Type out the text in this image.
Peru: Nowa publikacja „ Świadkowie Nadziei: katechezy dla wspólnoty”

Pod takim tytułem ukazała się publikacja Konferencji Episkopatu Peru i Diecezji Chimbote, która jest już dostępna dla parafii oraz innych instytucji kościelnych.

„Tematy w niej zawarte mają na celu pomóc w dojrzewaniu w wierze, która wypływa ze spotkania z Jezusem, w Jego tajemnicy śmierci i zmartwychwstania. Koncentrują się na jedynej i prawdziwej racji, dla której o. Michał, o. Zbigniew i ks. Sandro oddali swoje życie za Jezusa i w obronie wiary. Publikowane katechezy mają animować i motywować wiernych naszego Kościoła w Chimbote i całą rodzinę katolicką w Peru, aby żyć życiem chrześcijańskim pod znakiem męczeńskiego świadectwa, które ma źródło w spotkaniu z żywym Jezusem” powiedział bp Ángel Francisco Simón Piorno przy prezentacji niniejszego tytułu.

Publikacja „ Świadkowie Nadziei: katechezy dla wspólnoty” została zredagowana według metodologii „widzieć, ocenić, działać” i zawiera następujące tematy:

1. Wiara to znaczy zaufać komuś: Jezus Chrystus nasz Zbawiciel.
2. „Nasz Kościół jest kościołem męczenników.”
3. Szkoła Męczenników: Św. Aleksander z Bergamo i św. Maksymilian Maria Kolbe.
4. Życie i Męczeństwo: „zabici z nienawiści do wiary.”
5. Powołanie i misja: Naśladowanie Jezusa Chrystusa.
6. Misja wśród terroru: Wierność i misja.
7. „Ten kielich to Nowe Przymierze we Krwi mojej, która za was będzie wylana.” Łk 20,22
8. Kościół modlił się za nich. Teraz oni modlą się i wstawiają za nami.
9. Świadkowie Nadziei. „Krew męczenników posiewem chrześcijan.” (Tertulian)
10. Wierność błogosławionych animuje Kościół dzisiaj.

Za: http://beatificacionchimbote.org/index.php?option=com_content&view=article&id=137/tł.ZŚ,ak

----

## WHAT TO WORK ON
Show the lines that mention the word "Wierność".

## SOLUTION TO THIS PROBLEM
6. Misja wśród terroru: Wierność i misja.
10. Wierność błogosławionych animuje Kościół dzisiaj.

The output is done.